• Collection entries
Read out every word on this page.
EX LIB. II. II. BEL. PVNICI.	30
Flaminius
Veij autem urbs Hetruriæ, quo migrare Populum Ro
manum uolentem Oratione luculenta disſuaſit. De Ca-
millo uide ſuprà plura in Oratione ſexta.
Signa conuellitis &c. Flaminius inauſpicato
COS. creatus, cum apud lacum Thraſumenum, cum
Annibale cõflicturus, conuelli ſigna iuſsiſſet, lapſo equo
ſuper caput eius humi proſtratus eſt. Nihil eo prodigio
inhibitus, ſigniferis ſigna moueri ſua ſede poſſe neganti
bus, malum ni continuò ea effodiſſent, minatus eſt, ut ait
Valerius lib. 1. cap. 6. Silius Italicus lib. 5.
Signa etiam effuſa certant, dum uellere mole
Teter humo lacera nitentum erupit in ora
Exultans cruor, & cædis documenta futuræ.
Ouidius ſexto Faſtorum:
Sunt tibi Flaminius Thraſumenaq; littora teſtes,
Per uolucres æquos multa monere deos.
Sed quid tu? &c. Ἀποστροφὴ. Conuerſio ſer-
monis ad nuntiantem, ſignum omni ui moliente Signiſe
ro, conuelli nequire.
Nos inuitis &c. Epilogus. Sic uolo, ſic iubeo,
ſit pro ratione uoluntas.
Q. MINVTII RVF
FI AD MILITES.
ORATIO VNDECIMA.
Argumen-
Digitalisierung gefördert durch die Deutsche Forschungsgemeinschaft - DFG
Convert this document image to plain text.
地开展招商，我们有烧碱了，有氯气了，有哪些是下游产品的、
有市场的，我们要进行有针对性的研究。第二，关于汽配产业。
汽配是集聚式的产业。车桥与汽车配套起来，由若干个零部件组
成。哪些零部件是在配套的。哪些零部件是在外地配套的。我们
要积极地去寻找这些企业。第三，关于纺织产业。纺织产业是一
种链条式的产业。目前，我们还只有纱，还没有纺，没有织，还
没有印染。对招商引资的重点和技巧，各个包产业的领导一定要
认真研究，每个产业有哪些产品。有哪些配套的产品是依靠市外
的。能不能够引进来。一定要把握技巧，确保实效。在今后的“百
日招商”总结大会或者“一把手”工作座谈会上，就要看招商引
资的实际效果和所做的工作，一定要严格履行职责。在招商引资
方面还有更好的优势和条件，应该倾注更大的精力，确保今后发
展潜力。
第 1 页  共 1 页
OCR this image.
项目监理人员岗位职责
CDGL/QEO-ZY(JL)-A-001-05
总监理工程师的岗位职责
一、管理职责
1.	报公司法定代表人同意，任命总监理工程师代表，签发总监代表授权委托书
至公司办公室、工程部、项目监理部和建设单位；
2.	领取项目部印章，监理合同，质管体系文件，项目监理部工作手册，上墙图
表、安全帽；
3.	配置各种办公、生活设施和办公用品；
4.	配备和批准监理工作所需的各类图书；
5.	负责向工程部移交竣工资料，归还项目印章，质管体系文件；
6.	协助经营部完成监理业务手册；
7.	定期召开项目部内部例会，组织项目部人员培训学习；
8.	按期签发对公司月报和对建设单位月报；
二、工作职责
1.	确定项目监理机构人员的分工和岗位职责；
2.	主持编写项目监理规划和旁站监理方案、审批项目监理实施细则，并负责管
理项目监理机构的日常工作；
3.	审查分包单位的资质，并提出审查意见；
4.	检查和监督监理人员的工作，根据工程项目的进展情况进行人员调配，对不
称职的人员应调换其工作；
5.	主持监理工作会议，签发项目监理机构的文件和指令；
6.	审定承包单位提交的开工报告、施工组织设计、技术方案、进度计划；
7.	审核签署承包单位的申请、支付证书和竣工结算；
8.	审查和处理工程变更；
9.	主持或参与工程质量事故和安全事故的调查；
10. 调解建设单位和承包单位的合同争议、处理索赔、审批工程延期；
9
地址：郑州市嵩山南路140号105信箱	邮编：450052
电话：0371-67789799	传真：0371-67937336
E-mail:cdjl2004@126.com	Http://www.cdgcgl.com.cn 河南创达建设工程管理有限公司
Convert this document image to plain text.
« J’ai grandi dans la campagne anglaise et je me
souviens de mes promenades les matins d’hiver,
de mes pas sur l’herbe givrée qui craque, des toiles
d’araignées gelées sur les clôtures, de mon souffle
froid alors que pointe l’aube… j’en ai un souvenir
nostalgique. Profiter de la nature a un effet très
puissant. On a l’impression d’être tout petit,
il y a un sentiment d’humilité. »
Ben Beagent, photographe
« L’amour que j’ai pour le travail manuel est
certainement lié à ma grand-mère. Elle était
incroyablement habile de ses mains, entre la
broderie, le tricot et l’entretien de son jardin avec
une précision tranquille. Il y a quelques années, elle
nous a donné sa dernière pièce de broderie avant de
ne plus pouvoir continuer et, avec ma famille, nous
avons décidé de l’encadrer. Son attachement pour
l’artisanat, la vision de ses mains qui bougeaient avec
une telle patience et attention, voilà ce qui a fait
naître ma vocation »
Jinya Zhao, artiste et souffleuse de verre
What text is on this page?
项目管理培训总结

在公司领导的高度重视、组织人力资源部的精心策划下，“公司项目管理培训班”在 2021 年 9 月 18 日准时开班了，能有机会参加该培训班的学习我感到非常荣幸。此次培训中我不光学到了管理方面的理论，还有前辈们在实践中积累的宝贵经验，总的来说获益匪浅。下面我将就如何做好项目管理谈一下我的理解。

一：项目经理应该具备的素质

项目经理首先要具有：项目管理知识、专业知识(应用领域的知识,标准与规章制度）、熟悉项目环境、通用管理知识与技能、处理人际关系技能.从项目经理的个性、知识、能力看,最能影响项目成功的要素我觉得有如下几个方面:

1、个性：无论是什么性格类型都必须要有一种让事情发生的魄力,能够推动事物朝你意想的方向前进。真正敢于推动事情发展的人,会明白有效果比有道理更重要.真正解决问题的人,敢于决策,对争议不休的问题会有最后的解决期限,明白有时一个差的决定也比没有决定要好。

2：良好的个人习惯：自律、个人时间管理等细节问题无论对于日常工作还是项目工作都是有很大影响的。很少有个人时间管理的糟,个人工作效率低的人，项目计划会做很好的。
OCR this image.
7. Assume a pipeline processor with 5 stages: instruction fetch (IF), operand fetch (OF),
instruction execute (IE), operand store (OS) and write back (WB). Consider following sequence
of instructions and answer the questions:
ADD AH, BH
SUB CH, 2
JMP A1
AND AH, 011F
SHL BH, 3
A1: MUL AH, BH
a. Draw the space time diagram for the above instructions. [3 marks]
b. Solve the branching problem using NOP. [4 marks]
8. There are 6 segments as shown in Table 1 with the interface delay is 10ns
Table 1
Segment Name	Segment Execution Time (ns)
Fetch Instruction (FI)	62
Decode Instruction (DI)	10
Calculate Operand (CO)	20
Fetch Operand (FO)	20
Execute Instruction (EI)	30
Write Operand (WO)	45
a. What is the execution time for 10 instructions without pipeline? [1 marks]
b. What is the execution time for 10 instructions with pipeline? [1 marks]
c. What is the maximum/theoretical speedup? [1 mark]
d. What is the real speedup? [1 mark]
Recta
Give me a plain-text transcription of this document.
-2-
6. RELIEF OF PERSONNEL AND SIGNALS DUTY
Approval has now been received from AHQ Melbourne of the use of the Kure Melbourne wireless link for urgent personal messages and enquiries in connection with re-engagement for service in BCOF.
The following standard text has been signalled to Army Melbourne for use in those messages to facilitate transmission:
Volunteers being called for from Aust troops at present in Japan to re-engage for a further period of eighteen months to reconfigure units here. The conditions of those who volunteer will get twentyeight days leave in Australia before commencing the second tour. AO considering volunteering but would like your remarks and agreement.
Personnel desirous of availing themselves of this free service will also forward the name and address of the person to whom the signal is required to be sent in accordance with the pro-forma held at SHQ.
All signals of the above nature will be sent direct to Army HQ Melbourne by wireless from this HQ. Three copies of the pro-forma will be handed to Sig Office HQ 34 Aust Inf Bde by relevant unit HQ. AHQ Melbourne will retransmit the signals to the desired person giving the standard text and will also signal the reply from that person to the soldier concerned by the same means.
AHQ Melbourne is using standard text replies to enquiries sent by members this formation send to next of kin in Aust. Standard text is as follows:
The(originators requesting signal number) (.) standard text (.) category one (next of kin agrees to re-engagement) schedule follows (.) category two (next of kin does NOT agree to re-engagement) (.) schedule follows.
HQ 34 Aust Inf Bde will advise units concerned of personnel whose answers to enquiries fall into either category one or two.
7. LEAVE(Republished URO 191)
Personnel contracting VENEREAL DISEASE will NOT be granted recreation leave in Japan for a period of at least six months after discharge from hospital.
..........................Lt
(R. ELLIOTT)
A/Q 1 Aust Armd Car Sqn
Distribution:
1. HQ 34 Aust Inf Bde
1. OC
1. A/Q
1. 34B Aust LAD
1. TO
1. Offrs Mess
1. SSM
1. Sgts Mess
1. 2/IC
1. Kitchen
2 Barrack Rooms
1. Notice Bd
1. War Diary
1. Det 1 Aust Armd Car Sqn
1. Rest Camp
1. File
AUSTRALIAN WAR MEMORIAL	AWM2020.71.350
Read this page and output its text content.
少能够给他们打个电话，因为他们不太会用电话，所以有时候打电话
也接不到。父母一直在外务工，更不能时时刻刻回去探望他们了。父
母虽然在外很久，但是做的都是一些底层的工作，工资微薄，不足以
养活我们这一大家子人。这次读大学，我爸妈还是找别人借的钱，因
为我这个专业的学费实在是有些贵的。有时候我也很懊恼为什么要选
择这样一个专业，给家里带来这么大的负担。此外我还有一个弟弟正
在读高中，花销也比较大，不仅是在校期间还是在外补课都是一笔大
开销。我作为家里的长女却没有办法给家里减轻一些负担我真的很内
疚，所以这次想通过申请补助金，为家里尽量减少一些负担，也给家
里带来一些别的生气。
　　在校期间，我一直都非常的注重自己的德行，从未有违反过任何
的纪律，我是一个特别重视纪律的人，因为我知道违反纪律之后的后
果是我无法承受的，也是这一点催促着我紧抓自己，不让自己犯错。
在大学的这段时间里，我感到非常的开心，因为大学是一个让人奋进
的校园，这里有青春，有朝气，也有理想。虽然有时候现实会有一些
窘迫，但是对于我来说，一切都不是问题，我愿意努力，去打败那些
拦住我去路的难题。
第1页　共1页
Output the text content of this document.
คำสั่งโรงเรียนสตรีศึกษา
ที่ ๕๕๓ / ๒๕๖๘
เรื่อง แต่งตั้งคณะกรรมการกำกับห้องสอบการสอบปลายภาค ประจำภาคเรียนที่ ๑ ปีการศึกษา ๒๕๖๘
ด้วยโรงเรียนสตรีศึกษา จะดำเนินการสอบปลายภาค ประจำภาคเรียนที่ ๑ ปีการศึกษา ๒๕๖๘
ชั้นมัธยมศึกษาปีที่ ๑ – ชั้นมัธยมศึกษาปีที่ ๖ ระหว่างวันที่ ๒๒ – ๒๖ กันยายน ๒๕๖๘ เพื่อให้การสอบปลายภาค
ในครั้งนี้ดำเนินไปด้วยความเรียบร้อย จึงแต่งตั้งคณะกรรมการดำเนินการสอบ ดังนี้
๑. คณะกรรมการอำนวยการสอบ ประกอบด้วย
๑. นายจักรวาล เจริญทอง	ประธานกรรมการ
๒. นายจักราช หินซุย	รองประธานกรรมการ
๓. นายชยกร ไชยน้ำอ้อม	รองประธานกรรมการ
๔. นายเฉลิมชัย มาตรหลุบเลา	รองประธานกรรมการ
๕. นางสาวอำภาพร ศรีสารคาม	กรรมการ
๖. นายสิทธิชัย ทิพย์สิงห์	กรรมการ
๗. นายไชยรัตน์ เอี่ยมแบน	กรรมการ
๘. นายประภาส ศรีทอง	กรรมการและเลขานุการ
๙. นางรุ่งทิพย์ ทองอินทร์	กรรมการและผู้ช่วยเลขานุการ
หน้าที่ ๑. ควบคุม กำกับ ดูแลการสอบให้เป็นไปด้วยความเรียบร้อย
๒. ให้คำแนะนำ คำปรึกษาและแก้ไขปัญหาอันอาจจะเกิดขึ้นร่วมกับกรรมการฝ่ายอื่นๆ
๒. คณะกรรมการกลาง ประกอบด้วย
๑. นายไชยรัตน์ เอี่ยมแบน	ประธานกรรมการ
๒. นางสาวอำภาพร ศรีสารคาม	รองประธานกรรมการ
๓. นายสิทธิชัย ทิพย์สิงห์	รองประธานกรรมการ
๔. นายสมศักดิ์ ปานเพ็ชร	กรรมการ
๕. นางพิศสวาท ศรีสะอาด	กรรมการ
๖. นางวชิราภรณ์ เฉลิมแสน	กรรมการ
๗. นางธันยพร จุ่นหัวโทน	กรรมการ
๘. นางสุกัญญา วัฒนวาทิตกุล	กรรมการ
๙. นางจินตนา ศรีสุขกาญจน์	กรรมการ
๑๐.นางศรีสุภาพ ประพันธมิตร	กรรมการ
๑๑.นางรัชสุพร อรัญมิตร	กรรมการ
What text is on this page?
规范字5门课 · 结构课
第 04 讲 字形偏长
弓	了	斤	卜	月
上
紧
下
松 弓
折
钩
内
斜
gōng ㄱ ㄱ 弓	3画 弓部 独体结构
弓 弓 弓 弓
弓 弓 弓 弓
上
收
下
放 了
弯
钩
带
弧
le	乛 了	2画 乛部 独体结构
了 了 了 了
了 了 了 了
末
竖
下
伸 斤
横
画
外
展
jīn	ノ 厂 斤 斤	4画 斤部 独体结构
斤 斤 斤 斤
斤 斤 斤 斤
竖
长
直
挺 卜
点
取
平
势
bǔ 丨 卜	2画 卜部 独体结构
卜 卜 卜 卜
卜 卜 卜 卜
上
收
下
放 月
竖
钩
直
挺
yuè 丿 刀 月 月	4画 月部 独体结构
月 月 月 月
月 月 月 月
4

• Work to do
Extract, from the listing above, every line where the string "นายไชยร" occurs.

• Reply
๗. นายไชยรัตน์ เอี่ยมแบน	กรรมการ
๑. นายไชยรัตน์ เอี่ยมแบน	ประธานกรรมการ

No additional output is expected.